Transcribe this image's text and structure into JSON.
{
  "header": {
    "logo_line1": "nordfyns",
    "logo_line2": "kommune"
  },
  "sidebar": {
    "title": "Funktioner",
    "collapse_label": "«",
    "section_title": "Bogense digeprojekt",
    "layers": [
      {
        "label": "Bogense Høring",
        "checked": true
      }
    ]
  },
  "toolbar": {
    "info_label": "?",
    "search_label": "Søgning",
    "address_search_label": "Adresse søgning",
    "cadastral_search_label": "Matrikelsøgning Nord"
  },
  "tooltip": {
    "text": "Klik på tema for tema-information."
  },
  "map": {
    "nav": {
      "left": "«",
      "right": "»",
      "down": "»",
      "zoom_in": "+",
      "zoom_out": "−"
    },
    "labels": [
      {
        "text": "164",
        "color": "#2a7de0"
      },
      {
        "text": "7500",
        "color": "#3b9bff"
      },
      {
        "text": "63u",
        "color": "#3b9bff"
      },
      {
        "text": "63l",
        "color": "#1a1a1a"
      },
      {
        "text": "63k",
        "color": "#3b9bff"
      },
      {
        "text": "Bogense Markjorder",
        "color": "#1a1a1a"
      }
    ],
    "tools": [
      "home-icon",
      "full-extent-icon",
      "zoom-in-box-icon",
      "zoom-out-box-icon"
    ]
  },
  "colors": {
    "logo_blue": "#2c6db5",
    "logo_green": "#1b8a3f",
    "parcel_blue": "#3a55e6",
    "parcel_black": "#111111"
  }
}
==
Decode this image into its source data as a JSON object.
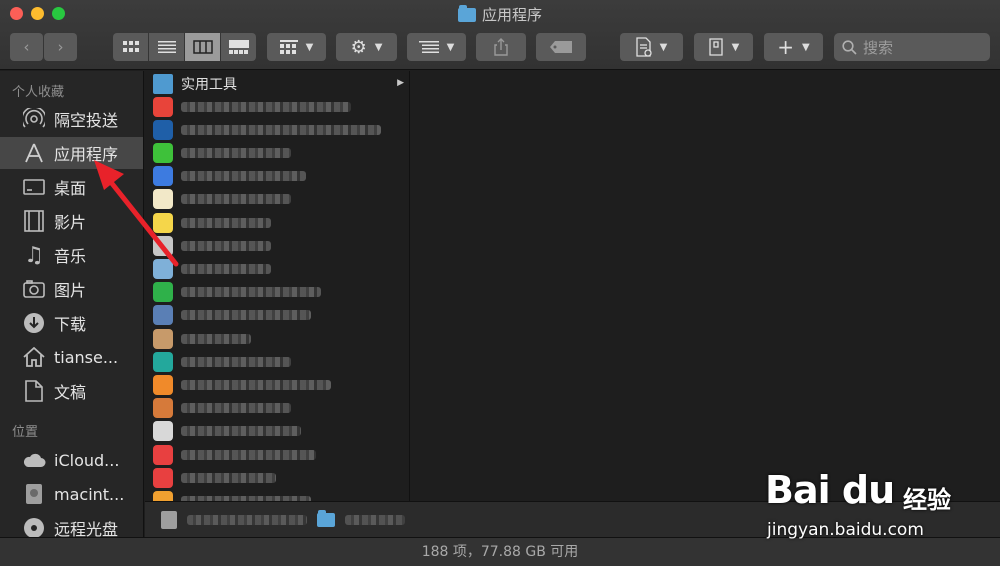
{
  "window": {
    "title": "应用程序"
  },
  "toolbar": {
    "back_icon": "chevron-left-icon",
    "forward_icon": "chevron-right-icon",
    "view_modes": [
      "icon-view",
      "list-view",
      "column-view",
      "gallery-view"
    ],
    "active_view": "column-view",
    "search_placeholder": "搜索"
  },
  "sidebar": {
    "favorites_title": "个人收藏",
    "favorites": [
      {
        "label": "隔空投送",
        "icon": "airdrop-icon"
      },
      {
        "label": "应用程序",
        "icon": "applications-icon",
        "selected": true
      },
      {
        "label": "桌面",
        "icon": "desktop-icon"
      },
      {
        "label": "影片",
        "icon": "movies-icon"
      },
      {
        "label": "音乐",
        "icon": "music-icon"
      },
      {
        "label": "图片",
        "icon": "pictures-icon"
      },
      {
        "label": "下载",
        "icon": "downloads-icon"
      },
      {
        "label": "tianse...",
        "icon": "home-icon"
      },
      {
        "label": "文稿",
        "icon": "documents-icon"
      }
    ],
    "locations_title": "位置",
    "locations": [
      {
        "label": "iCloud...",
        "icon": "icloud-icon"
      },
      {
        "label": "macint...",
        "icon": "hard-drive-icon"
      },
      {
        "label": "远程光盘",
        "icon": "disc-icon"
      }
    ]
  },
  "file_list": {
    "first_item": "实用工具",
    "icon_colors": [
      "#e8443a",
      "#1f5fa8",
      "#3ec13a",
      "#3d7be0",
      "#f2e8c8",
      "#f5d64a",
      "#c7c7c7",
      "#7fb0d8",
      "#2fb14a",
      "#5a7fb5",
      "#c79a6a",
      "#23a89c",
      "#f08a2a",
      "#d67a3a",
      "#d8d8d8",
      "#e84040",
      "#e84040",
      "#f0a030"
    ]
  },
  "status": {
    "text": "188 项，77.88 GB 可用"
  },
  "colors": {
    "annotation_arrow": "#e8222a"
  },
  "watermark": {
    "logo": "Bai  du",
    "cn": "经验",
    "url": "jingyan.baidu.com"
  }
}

Directive
Exactly how many lines in the data above contain the word "image"? Respond with the number and nothing more.

Exercise result
2